▶ _What the task requires_: Of the lines in the data below, count the ones holding the string "name", and answer with that number only.

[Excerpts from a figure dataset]
— start —
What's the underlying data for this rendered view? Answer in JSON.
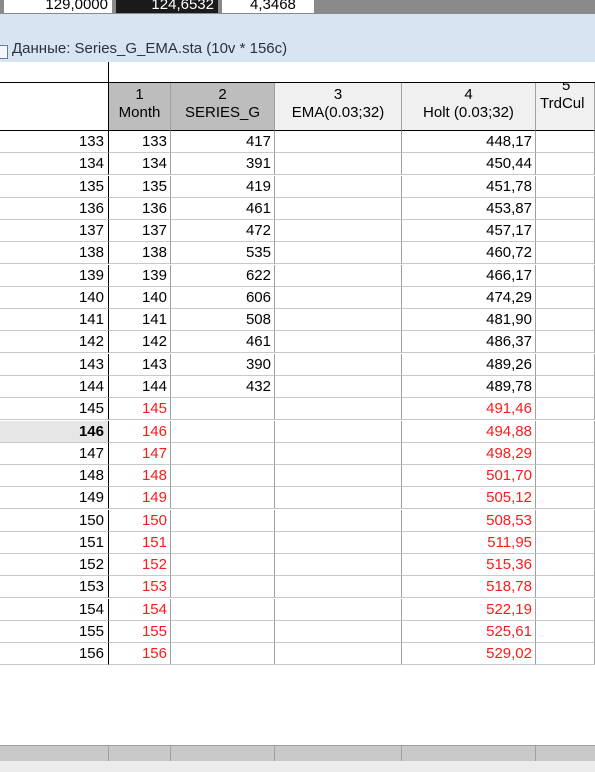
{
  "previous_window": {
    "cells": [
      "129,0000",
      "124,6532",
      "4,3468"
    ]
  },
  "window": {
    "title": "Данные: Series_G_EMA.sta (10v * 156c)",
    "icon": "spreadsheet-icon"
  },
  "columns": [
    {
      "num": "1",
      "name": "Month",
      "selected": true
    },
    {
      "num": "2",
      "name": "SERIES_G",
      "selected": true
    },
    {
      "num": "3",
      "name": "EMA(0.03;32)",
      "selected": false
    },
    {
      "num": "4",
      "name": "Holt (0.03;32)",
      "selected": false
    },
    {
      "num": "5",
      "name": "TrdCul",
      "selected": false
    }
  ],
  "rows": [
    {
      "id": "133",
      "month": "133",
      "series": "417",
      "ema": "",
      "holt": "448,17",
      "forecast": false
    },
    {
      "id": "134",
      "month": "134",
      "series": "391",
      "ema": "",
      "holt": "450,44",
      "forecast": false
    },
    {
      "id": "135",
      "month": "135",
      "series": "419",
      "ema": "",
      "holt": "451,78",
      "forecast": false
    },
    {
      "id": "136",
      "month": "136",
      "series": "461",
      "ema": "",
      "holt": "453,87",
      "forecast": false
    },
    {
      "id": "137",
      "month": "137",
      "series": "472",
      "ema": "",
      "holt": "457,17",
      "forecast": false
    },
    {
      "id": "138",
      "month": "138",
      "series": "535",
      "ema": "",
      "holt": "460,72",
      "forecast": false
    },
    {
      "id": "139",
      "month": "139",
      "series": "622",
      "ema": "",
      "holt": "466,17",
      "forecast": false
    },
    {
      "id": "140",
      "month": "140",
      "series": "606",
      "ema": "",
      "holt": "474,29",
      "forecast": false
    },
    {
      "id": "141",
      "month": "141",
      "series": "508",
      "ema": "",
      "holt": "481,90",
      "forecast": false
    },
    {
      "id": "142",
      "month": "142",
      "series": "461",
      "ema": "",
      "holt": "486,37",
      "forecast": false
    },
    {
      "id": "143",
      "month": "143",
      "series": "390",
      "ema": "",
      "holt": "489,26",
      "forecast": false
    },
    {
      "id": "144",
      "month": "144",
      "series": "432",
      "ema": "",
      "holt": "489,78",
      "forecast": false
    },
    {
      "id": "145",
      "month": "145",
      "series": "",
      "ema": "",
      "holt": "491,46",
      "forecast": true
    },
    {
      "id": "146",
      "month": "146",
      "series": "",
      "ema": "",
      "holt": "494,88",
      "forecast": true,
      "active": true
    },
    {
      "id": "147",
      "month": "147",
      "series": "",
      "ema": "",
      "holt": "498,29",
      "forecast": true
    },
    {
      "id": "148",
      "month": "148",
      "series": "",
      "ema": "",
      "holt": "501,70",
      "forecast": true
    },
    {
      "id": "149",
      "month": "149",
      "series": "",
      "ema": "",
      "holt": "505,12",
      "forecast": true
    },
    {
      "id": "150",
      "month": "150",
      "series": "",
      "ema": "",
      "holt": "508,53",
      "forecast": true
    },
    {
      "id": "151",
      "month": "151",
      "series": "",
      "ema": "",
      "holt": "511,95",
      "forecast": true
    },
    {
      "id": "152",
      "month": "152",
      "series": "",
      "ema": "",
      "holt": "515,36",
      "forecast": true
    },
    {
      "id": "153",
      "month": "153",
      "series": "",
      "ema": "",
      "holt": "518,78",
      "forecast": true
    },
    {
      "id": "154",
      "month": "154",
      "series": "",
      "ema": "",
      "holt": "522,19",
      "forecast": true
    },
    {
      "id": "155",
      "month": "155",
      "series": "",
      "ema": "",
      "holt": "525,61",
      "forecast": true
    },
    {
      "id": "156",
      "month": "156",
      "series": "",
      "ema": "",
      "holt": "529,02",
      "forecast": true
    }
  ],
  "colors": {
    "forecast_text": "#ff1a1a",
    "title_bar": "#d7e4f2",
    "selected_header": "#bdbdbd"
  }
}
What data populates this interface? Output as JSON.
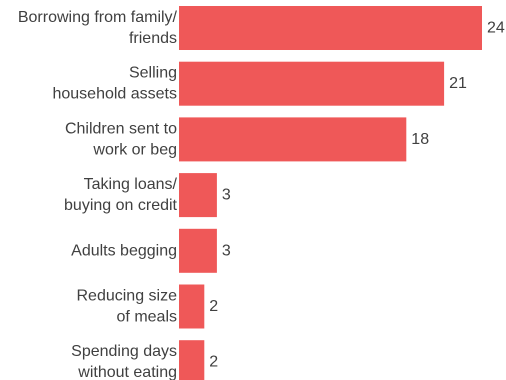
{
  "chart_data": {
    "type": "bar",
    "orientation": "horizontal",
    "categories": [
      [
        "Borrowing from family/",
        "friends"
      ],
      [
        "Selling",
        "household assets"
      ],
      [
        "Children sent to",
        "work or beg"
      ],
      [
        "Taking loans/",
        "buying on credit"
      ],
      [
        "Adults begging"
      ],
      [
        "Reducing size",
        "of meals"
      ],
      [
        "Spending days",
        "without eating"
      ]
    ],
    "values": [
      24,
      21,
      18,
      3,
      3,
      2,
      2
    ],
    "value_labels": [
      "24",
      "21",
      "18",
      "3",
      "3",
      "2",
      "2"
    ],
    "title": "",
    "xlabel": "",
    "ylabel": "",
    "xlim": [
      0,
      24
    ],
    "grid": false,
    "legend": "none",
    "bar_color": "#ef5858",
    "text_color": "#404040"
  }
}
— end —
▶ _Solved exercise_: 5